» **本文抜粋**

───

第3回目となる今回は、1月9・10・11日に、東京近郊の各店で行われた。
陸前高田市米崎町・金野秀一さんが栽培する、同じ園地で作られたりんごが、各シェフの手によってどのようなパンになるのか。
どのパンも個性的で、そのシェフの人柄や嗜好を表わすものとなった。
ZOPF(北小金)
キャラメルりんごのデニッシュ
ラム酒の香りがまろやかで尖りなく、ひたすら鼻腔をやさしく撫で、彗星の尾のようなうつくしい余韻をたなびかせる。
使用しているのは「ロン サカパ センテナリオ 23年」。
その芳香はデニッシュの中のバター、ダマンドそして、りんごの三位一体をさらに魅力的なものに変容させる。
りんごはさくさくと鳴り、キャラメリゼすることでなお香りが活かされている。
CALVA(大船)
りんごのタルティーヌ
さくさくさくさく。
噛んでも噛んでも高い音で鳴るりんご。
バゲットの上にごろごろと置かれたたくさんのバターソテーに気分は上昇。
りんご、レーズンからほとばしる甘酸っぱい液体がバゲットを濡らす。
バゲットはこぼれでたジュースを受け止め、さらに投げ返して、りんごの香りを口の中で増幅させる。

───

(レイアウトデータセットの行)
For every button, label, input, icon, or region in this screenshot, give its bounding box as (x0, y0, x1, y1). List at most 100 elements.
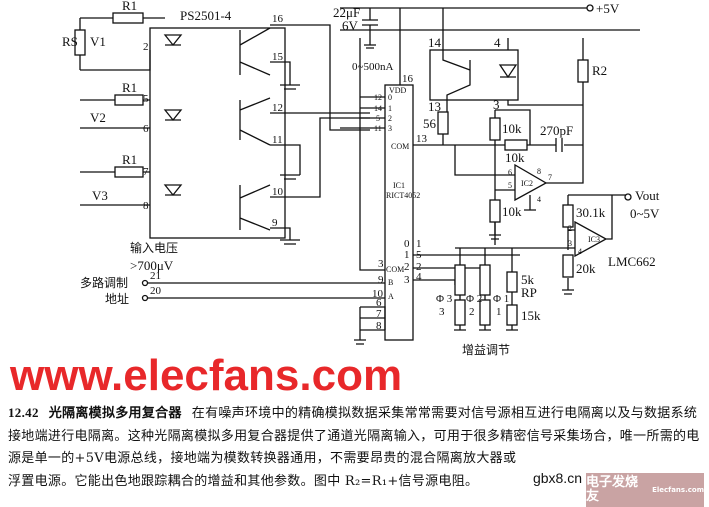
supply-label: +5V (596, 1, 620, 16)
figure-title: 光隔离模拟多用复合器 (48, 406, 182, 421)
pin-label: 6 (143, 123, 149, 135)
r30k-label: 30.1k (576, 205, 606, 220)
stamp-text: 电子发烧友 (586, 475, 639, 504)
rp-label: RP (521, 285, 537, 300)
pin-label: COM (386, 265, 404, 274)
pot-num: 1 (496, 306, 502, 318)
ic1-part: RICT4052 (386, 191, 420, 200)
pin-label: 7 (548, 173, 552, 182)
pin-label: 3 (388, 124, 392, 133)
r10k-label: 10k (502, 204, 522, 219)
pin-label: 8 (143, 200, 149, 212)
pin-label: 5 (143, 93, 149, 105)
pin-label: 12 (374, 93, 382, 102)
pin-label: 4 (578, 247, 582, 256)
pin-label: 8 (537, 167, 541, 176)
pin-label: 3 (378, 258, 384, 270)
pin-label: 2 (568, 224, 572, 233)
pin-label: 2 (416, 261, 422, 273)
r2-label: R2 (592, 63, 607, 78)
pin-label: 0 (404, 238, 410, 250)
pin-label: 16 (272, 13, 284, 25)
rs-label: RS (62, 34, 78, 49)
pin-label: 7 (143, 166, 149, 178)
vout-label: Vout (635, 188, 660, 203)
ic2-label: IC2 (521, 179, 533, 188)
address-label: 地址 (105, 292, 129, 306)
pin-label: 2 (404, 261, 410, 273)
pot-label: Φ 3 (436, 293, 453, 305)
r10k-label: 10k (502, 121, 522, 136)
pin-label: 13 (428, 99, 441, 114)
pin-label: 0 (388, 93, 392, 102)
pin-label: 15 (272, 51, 284, 63)
gain-adjust-label: 增益调节 (462, 343, 510, 357)
wires (74, 4, 640, 345)
pin-label: 3 (493, 97, 500, 112)
pin-label: 10 (272, 186, 284, 198)
cap2-label: 270pF (540, 123, 573, 138)
stamp-small: Elecfans.com (652, 486, 704, 494)
pin-label: 3 (404, 274, 410, 286)
r20k-label: 20k (576, 261, 596, 276)
v3-label: V3 (92, 188, 108, 203)
pin-label: 14 (374, 104, 382, 113)
rp-value: 5k (521, 272, 535, 287)
pin-label: 3 (568, 239, 572, 248)
pin-label: 10 (372, 288, 384, 300)
pin-label: 1 (404, 249, 410, 261)
pin-label: 9 (378, 274, 384, 286)
pot-num: 3 (439, 306, 445, 318)
r1-label: R1 (122, 0, 137, 13)
pin-label: 4 (416, 271, 422, 283)
pin-label: 14 (428, 35, 442, 50)
ic1-vdd: VDD (389, 86, 407, 95)
pin-label: 6 (508, 168, 512, 177)
pin-label: 12 (272, 102, 283, 114)
pin-label: 2 (388, 114, 392, 123)
pin-label: 13 (416, 133, 428, 145)
r10k-label: 10k (505, 150, 525, 165)
input-voltage-label: 输入电压 (130, 240, 178, 255)
pin-label: 6 (376, 297, 382, 309)
current-label: 0~500nA (352, 61, 393, 73)
pot-num: 2 (469, 306, 475, 318)
ic3-label: IC3 (588, 235, 600, 244)
cap1-voltage: 6V (342, 18, 359, 33)
pin-label: 9 (272, 217, 278, 229)
pin-label: 16 (402, 73, 414, 85)
pin-label: B (388, 278, 393, 287)
ic1-com: COM (391, 142, 409, 151)
pin-label: 4 (494, 35, 501, 50)
caption-text: 在有噪声环境中的精确模拟数据采集常常需要对信号源相互进行电隔离以及与数据系统接地… (8, 406, 700, 489)
opto1-label: PS2501-4 (180, 8, 232, 23)
pin-label: A (388, 292, 394, 301)
r15k-label: 15k (521, 308, 541, 323)
pin-label: 4 (537, 195, 541, 204)
circuit-diagram: www.elecfans.com PS2501-4 RS V1 V2 V3 R1… (9, 0, 660, 400)
pot-label: Φ 2 (466, 293, 482, 305)
pin-label: 5 (416, 249, 422, 261)
r1-label: R1 (122, 80, 137, 95)
site-stamp: 电子发烧友 Elecfans.com (586, 473, 704, 507)
pot-label: Φ 1 (493, 293, 509, 305)
pin-label: 5 (508, 181, 512, 190)
vout-range: 0~5V (630, 206, 660, 221)
r56-label: 56 (423, 116, 437, 131)
pin-label: 21 (150, 270, 161, 282)
pin-label: 1 (416, 238, 422, 250)
mux-label: 多路调制 (80, 275, 128, 290)
figure-number: 12.42 (8, 405, 39, 420)
v2-label: V2 (90, 110, 106, 125)
input-voltage-value: >700μV (130, 258, 174, 273)
pin-label: 1 (388, 104, 392, 113)
r1-label: R1 (122, 152, 137, 167)
pin-label: 11 (272, 134, 283, 146)
ic1-name: IC1 (393, 181, 405, 190)
pin-label: 2 (143, 41, 149, 53)
cap1-label: 22μF (333, 5, 360, 20)
pin-label: 5 (376, 114, 380, 123)
ic3-part: LMC662 (608, 254, 656, 269)
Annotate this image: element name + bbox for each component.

───

» **課題内容**
上にある、りんごを使ったパンについての文章を、一字一句変えずに全文書き写してください。

» **演習の解答**
第3回目となる今回は、1月9・10・11日に、東京近郊の各店で行われた。
陸前高田市米崎町・金野秀一さんが栽培する、同じ園地で作られたりんごが、各シェフの手によってどのようなパンになるのか。
どのパンも個性的で、そのシェフの人柄や嗜好を表わすものとなった。
ZOPF(北小金)
キャラメルりんごのデニッシュ
ラム酒の香りがまろやかで尖りなく、ひたすら鼻腔をやさしく撫で、彗星の尾のようなうつくしい余韻をたなびかせる。
使用しているのは「ロン サカパ センテナリオ 23年」。
その芳香はデニッシュの中のバター、ダマンドそして、りんごの三位一体をさらに魅力的なものに変容させる。
りんごはさくさくと鳴り、キャラメリゼすることでなお香りが活かされている。
CALVA(大船)
りんごのタルティーヌ
さくさくさくさく。
噛んでも噛んでも高い音で鳴るりんご。
バゲットの上にごろごろと置かれたたくさんのバターソテーに気分は上昇。
りんご、レーズンからほとばしる甘酸っぱい液体がバゲットを濡らす。
バゲットはこぼれでたジュースを受け止め、さらに投げ返して、りんごの香りを口の中で増幅させる。